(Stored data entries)
— BEGIN —
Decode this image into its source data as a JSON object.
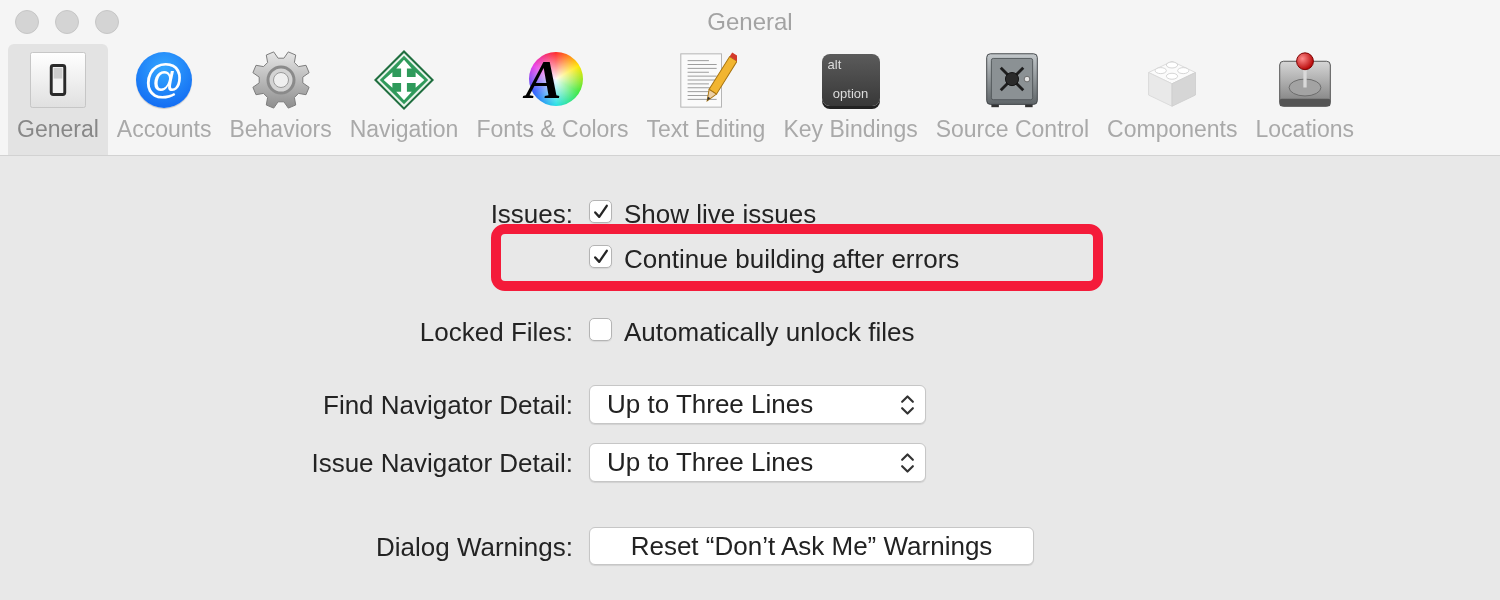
{
  "window": {
    "title": "General"
  },
  "toolbar": {
    "items": [
      {
        "label": "General",
        "selected": true
      },
      {
        "label": "Accounts",
        "selected": false,
        "glyph": "@"
      },
      {
        "label": "Behaviors",
        "selected": false
      },
      {
        "label": "Navigation",
        "selected": false
      },
      {
        "label": "Fonts & Colors",
        "selected": false,
        "glyph": "A"
      },
      {
        "label": "Text Editing",
        "selected": false
      },
      {
        "label": "Key Bindings",
        "selected": false,
        "key_labels": [
          "alt",
          "option"
        ]
      },
      {
        "label": "Source Control",
        "selected": false
      },
      {
        "label": "Components",
        "selected": false
      },
      {
        "label": "Locations",
        "selected": false
      }
    ]
  },
  "settings": [
    {
      "label": "Issues:",
      "kind": "checkboxes",
      "options": [
        {
          "label": "Show live issues",
          "checked": true,
          "highlighted": false
        },
        {
          "label": "Continue building after errors",
          "checked": true,
          "highlighted": true
        }
      ]
    },
    {
      "label": "Locked Files:",
      "kind": "checkboxes",
      "options": [
        {
          "label": "Automatically unlock files",
          "checked": false,
          "highlighted": false
        }
      ]
    },
    {
      "label": "Find Navigator Detail:",
      "kind": "popup",
      "value": "Up to Three Lines"
    },
    {
      "label": "Issue Navigator Detail:",
      "kind": "popup",
      "value": "Up to Three Lines"
    },
    {
      "label": "Dialog Warnings:",
      "kind": "button",
      "text": "Reset “Don’t Ask Me” Warnings"
    }
  ]
}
— END —
[Directive] Filter the records down to the lines that contain the string "true", and copy those lines.

[The answer]
        "selected": true
          "checked": true,
          "checked": true,
          "highlighted": true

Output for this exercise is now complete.